## Text segment
As we approach the November 2018 midterm elections, we expect that we will once again see (i) an uptick in the volume of political calls; (ii) a reminder from the FCC that the TCPA applies to those calls (emphasizing that such calls are prohibited if made to cell phones without the consent of the called party, and that all prerecorded calls to cell phones or landlines must comply with certain identification and line release requirements); and (iii) a handful of new lawsuits filed against campaigns, candidates, and committees that allegedly failed to heed the FCC’s warning—all topics we have covered here before. Two recent decisions from a federal court in West Virginia pertaining to the 2016 election serve as a reminder that these lawsuits can linger long after the election ends
The October 4th and October 10th decisions in Hurley v. Messer, No. 16-cv-9949 (S.D. W. Va.) stem from a local Board of Education (“BoE”) election in 2016 that turned ugly when a BoE employee sent prerecorded phone messages attacking incumbent Joann Hurley. The calling campaign did not have its intended result: Hurley retained her seat, and as one of the recipients of the calls, she filed a putative class action asserting TCPA claims against the parties she believed were responsible.
After her initial complaint was dismissed last June, Plaintiff amended and added the two VoIP providers that provided the service platform for the phone calls (Callcentric and RingCentral) as well as the company that provided the voice actors (Fiverr). Plaintiff also added a Santa Clara, California company named Voicent, which she alleged “provided the autodialing” for the subject messages. These new defendants moved to dismiss, arguing that they could be neither directly nor vicariously liable.
The Court’s October 4, 2018 opinion addressed Callcentric, RingCentral, and Fiverr’s respective motions to dismiss. With regard to direct liability, Plaintiff sought to hold these new defendants directly liable based on the same (seemingly wholly conclusory) allegation that each “directly participated in, had knowledge and the right to control the illegal conduct alleged[.]” See 2018 WL 4854082 at *4. The court found that this conclusory allegation was insufficient to hold Fiverr, the voice acting company, liable but was sufficient to hold the VoIP providers directly liable. The court relied on FCC rulings and concluded that a defendant can be said to have “initiated” a phone call if it (i) takes the necessary steps to physically place the phone call or (ii) is so involved in placing the phone calls that it can be deemed to have initiated the call.
Applying these rulings, the court reasoned that providing an actor to read the content of an illegal message is not the equivalent of being “so involved in the placing of a specific telephone call as to be deemed to have initiated it” and thus there was nothing “supporting a claim Defendant Fiverr was involved in initiating or placing the call.” Id. This is not the first ruling to find that being a voice actor in a robocall is not sufficient to create potential liability under the TCPA: in 2016, the Eastern District of Missouri held that Mike Huckabee was not liable for TCPA violations merely because he was the “celebrity voice” on the offending calls.

## What to work on
a: Answer these from the text on TCPA lawsuits over political calls:
(i) Which two VoIP providers did the plaintiff add as defendants?
(ii) Where is Voicent located?
(iii) In what year did the Eastern District of Missouri rule on Mike Huckabee's liability?
b: Decide whether each statement agrees with the text on TCPA lawsuits over political calls, and quote the words that settle it.
(i) Hurley lost her Board of Education seat after the calls.
(ii) The court found the conclusory allegation sufficient to hold the VoIP providers directly liable.
(iii) Fiverr was alleged to have provided the autodialing.
c: Carry on the text about TCPA lawsuits over political calls from the point where it stops.
The entries have no connection to the text on TCPA court decisions.

## Data shown
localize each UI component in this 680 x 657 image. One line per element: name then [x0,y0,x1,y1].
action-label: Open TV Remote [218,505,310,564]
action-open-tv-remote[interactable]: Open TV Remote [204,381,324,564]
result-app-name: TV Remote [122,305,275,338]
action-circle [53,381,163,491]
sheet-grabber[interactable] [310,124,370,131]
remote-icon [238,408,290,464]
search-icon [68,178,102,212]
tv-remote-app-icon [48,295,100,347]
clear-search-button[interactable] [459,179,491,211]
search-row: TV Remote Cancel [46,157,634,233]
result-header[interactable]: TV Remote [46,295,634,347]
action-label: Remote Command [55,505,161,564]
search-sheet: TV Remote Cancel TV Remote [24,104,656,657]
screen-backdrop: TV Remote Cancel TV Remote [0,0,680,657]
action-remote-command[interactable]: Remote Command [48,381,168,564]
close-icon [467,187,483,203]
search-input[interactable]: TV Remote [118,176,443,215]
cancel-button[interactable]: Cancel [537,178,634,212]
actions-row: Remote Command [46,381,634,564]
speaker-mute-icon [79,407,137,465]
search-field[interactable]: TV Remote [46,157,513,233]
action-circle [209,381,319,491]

## Answers given
a:
(i) Callcentric and RingCentral
(ii) Santa Clara, California
(iii) 2016

b:
(i) No: "Hurley retained her seat"
(ii) Yes: "was sufficient to hold the VoIP providers directly liable"
(iii) No: "a Santa Clara, California company named Voicent, which she alleged “provided the autodialing” for the subject messages"

c:
As to the VoIP providers, the court found that this allegation, combined with the allegation that they provided the platform to place calls, were “sufficient to state a plausible claim that [the VoIP providers] offered a calling platform and ‘knowingly allowed its client(s) to use that platform for unlawful purposes[.]’” Id.
In a brief, subsequent opinion issued on October 10, the Court also addressed Voicent’s motion to dismiss. Adopting the authority and analysis set forth in its October 4 opinion with respect to Callcentric, RingCentral, and Fiverr, the Court held that, taking the allegations in the light most favorable to Plaintiff, she sufficiently stated a plausible claim that Voicent knowingly allowed the other Defendants to use its autodialing technology for an unlawful purpose.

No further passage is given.